_Exercise instructions_.
Return the full listing exactly as it is written.

_Input records_.

_ _ _ _

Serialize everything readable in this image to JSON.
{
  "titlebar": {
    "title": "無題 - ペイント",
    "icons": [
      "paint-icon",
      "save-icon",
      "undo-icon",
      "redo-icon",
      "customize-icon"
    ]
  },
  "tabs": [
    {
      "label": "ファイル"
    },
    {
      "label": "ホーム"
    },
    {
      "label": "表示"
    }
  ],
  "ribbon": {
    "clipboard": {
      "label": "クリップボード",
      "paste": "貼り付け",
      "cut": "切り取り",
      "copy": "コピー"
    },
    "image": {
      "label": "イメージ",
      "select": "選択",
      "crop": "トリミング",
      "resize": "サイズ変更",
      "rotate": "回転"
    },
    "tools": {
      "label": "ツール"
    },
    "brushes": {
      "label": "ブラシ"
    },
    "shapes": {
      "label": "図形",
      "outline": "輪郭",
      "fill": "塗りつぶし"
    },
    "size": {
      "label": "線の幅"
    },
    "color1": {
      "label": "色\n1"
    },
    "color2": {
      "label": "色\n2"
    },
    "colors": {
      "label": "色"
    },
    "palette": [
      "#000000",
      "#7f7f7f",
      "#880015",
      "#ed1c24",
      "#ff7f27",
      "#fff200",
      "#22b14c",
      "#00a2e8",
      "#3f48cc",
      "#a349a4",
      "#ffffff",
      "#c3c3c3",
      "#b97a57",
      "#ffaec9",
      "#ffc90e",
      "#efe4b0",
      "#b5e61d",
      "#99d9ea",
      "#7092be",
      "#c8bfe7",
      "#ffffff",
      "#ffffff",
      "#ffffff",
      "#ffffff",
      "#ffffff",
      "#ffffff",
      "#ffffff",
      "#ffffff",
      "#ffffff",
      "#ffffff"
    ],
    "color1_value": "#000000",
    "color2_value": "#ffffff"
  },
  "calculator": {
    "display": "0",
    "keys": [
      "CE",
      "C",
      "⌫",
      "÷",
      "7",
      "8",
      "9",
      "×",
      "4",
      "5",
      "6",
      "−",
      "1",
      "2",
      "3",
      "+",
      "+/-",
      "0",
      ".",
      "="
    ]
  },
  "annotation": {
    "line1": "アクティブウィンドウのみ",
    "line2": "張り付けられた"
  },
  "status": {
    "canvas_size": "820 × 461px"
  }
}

_ _ _ _

_Finished answer_.
Serialize everything readable in this image to JSON.
{
  "titlebar": {
    "title": "無題 - ペイント",
    "icons": [
      "paint-icon",
      "save-icon",
      "undo-icon",
      "redo-icon",
      "customize-icon"
    ]
  },
  "tabs": [
    {
      "label": "ファイル"
    },
    {
      "label": "ホーム"
    },
    {
      "label": "表示"
    }
  ],
  "ribbon": {
    "clipboard": {
      "label": "クリップボード",
      "paste": "貼り付け",
      "cut": "切り取り",
      "copy": "コピー"
    },
    "image": {
      "label": "イメージ",
      "select": "選択",
      "crop": "トリミング",
      "resize": "サイズ変更",
      "rotate": "回転"
    },
    "tools": {
      "label": "ツール"
    },
    "brushes": {
      "label": "ブラシ"
    },
    "shapes": {
      "label": "図形",
      "outline": "輪郭",
      "fill": "塗りつぶし"
    },
    "size": {
      "label": "線の幅"
    },
    "color1": {
      "label": "色\n1"
    },
    "color2": {
      "label": "色\n2"
    },
    "colors": {
      "label": "色"
    },
    "palette": [
      "#000000",
      "#7f7f7f",
      "#880015",
      "#ed1c24",
      "#ff7f27",
      "#fff200",
      "#22b14c",
      "#00a2e8",
      "#3f48cc",
      "#a349a4",
      "#ffffff",
      "#c3c3c3",
      "#b97a57",
      "#ffaec9",
      "#ffc90e",
      "#efe4b0",
      "#b5e61d",
      "#99d9ea",
      "#7092be",
      "#c8bfe7",
      "#ffffff",
      "#ffffff",
      "#ffffff",
      "#ffffff",
      "#ffffff",
      "#ffffff",
      "#ffffff",
      "#ffffff",
      "#ffffff",
      "#ffffff"
    ],
    "color1_value": "#000000",
    "color2_value": "#ffffff"
  },
  "calculator": {
    "display": "0",
    "keys": [
      "CE",
      "C",
      "⌫",
      "÷",
      "7",
      "8",
      "9",
      "×",
      "4",
      "5",
      "6",
      "−",
      "1",
      "2",
      "3",
      "+",
      "+/-",
      "0",
      ".",
      "="
    ]
  },
  "annotation": {
    "line1": "アクティブウィンドウのみ",
    "line2": "張り付けられた"
  },
  "status": {
    "canvas_size": "820 × 461px"
  }
}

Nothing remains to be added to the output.